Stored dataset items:
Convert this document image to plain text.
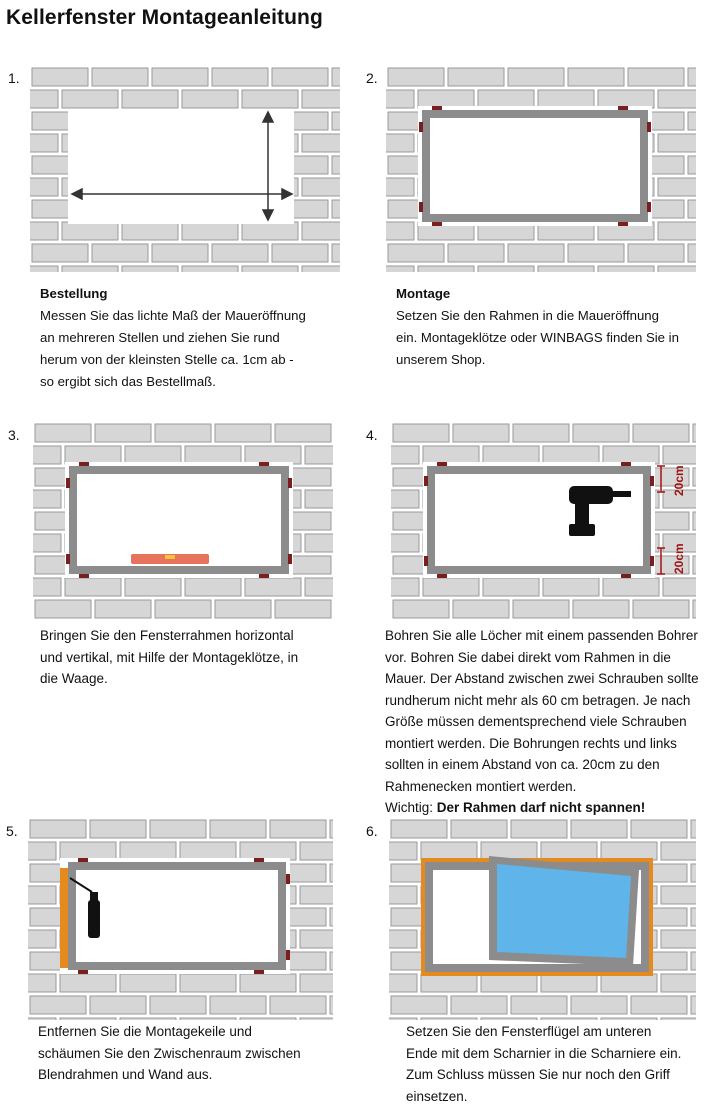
Kellerfenster Montageanleitung
1.	2.
3.	4.
5.	6.
Bestellung
Messen Sie das lichte Maß der Maueröffnung
an mehreren Stellen und ziehen Sie rund
herum von der kleinsten Stelle ca. 1cm ab -
so ergibt sich das Bestellmaß.
Montage
Setzen Sie den Rahmen in die Maueröffnung
ein. Montageklötze oder WINBAGS finden Sie in
unserem Shop.
20cm
20cm
Bringen Sie den Fensterrahmen horizontal
und vertikal, mit Hilfe der Montageklötze, in
die Waage.
Bohren Sie alle Löcher mit einem passenden Bohrer
vor. Bohren Sie dabei direkt vom Rahmen in die
Mauer. Der Abstand zwischen zwei Schrauben sollte
rundherum nicht mehr als 60 cm betragen. Je nach
Größe müssen dementsprechend viele Schrauben
montiert werden. Die Bohrungen rechts und links
sollten in einem Abstand von ca. 20cm zu den
Rahmenecken montiert werden.
Wichtig: Der Rahmen darf nicht spannen!
Entfernen Sie die Montagekeile und
schäumen Sie den Zwischenraum zwischen
Blendrahmen und Wand aus.
Setzen Sie den Fensterflügel am unteren
Ende mit dem Scharnier in die Scharniere ein.
Zum Schluss müssen Sie nur noch den Griff
einsetzen.
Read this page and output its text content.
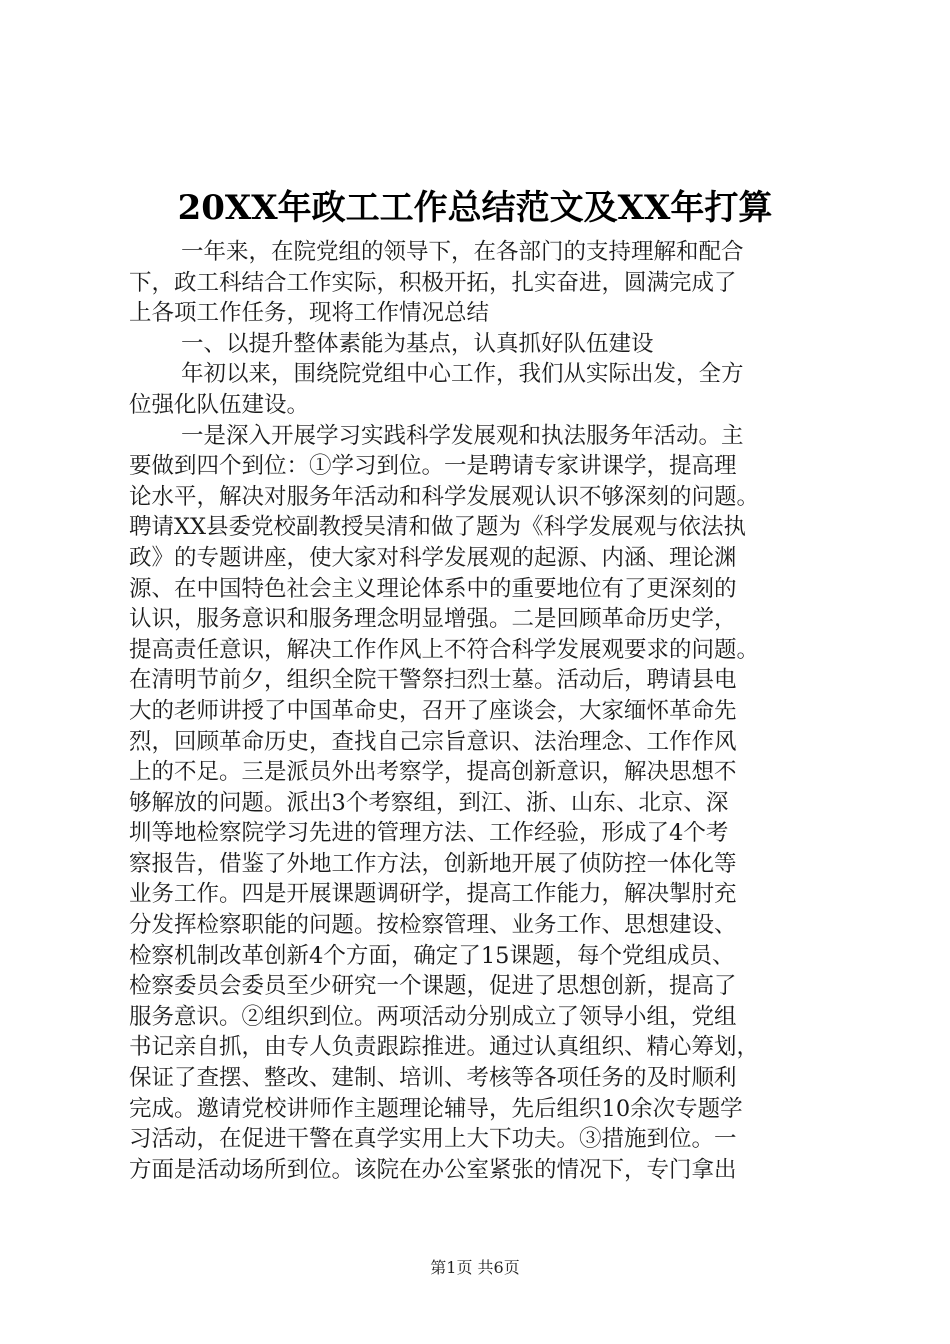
20XX年政工工作总结范文及XX年打算
一年来，在院党组的领导下，在各部门的支持理解和配合
下，政工科结合工作实际，积极开拓，扎实奋进，圆满完成了
上各项工作任务，现将工作情况总结
一、以提升整体素能为基点，认真抓好队伍建设
年初以来，围绕院党组中心工作，我们从实际出发，全方
位强化队伍建设。
一是深入开展学习实践科学发展观和执法服务年活动。主
要做到四个到位：①学习到位。一是聘请专家讲课学，提高理
论水平，解决对服务年活动和科学发展观认识不够深刻的问题。
聘请XX县委党校副教授吴清和做了题为《科学发展观与依法执
政》的专题讲座，使大家对科学发展观的起源、内涵、理论渊
源、在中国特色社会主义理论体系中的重要地位有了更深刻的
认识，服务意识和服务理念明显增强。二是回顾革命历史学，
提高责任意识，解决工作作风上不符合科学发展观要求的问题。
在清明节前夕，组织全院干警祭扫烈士墓。活动后，聘请县电
大的老师讲授了中国革命史，召开了座谈会，大家缅怀革命先
烈，回顾革命历史，查找自己宗旨意识、法治理念、工作作风
上的不足。三是派员外出考察学，提高创新意识，解决思想不
够解放的问题。派出3个考察组，到江、浙、山东、北京、深
圳等地检察院学习先进的管理方法、工作经验，形成了4个考
察报告，借鉴了外地工作方法，创新地开展了侦防控一体化等
业务工作。四是开展课题调研学，提高工作能力，解决掣肘充
分发挥检察职能的问题。按检察管理、业务工作、思想建设、
检察机制改革创新4个方面，确定了15课题，每个党组成员、
检察委员会委员至少研究一个课题，促进了思想创新，提高了
服务意识。②组织到位。两项活动分别成立了领导小组，党组
书记亲自抓，由专人负责跟踪推进。通过认真组织、精心筹划，
保证了查摆、整改、建制、培训、考核等各项任务的及时顺利
完成。邀请党校讲师作主题理论辅导，先后组织10余次专题学
习活动，在促进干警在真学实用上大下功夫。③措施到位。一
方面是活动场所到位。该院在办公室紧张的情况下，专门拿出
第1页 共6页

- [Task]:
Set down the complete material exactly, but do not include the images.

- [Written answer]:
Convert this document image to plain text.
Kellerfenster Montageanleitung
1.	2.
3.	4.
5.	6.
Bestellung
Messen Sie das lichte Maß der Maueröffnung
an mehreren Stellen und ziehen Sie rund
herum von der kleinsten Stelle ca. 1cm ab -
so ergibt sich das Bestellmaß.
Montage
Setzen Sie den Rahmen in die Maueröffnung
ein. Montageklötze oder WINBAGS finden Sie in
unserem Shop.
20cm
20cm
Bringen Sie den Fensterrahmen horizontal
und vertikal, mit Hilfe der Montageklötze, in
die Waage.
Bohren Sie alle Löcher mit einem passenden Bohrer
vor. Bohren Sie dabei direkt vom Rahmen in die
Mauer. Der Abstand zwischen zwei Schrauben sollte
rundherum nicht mehr als 60 cm betragen. Je nach
Größe müssen dementsprechend viele Schrauben
montiert werden. Die Bohrungen rechts und links
sollten in einem Abstand von ca. 20cm zu den
Rahmenecken montiert werden.
Wichtig: Der Rahmen darf nicht spannen!
Entfernen Sie die Montagekeile und
schäumen Sie den Zwischenraum zwischen
Blendrahmen und Wand aus.
Setzen Sie den Fensterflügel am unteren
Ende mit dem Scharnier in die Scharniere ein.
Zum Schluss müssen Sie nur noch den Griff
einsetzen.
Read this page and output its text content.
20XX年政工工作总结范文及XX年打算
一年来，在院党组的领导下，在各部门的支持理解和配合
下，政工科结合工作实际，积极开拓，扎实奋进，圆满完成了
上各项工作任务，现将工作情况总结
一、以提升整体素能为基点，认真抓好队伍建设
年初以来，围绕院党组中心工作，我们从实际出发，全方
位强化队伍建设。
一是深入开展学习实践科学发展观和执法服务年活动。主
要做到四个到位：①学习到位。一是聘请专家讲课学，提高理
论水平，解决对服务年活动和科学发展观认识不够深刻的问题。
聘请XX县委党校副教授吴清和做了题为《科学发展观与依法执
政》的专题讲座，使大家对科学发展观的起源、内涵、理论渊
源、在中国特色社会主义理论体系中的重要地位有了更深刻的
认识，服务意识和服务理念明显增强。二是回顾革命历史学，
提高责任意识，解决工作作风上不符合科学发展观要求的问题。
在清明节前夕，组织全院干警祭扫烈士墓。活动后，聘请县电
大的老师讲授了中国革命史，召开了座谈会，大家缅怀革命先
烈，回顾革命历史，查找自己宗旨意识、法治理念、工作作风
上的不足。三是派员外出考察学，提高创新意识，解决思想不
够解放的问题。派出3个考察组，到江、浙、山东、北京、深
圳等地检察院学习先进的管理方法、工作经验，形成了4个考
察报告，借鉴了外地工作方法，创新地开展了侦防控一体化等
业务工作。四是开展课题调研学，提高工作能力，解决掣肘充
分发挥检察职能的问题。按检察管理、业务工作、思想建设、
检察机制改革创新4个方面，确定了15课题，每个党组成员、
检察委员会委员至少研究一个课题，促进了思想创新，提高了
服务意识。②组织到位。两项活动分别成立了领导小组，党组
书记亲自抓，由专人负责跟踪推进。通过认真组织、精心筹划，
保证了查摆、整改、建制、培训、考核等各项任务的及时顺利
完成。邀请党校讲师作主题理论辅导，先后组织10余次专题学
习活动，在促进干警在真学实用上大下功夫。③措施到位。一
方面是活动场所到位。该院在办公室紧张的情况下，专门拿出
第1页 共6页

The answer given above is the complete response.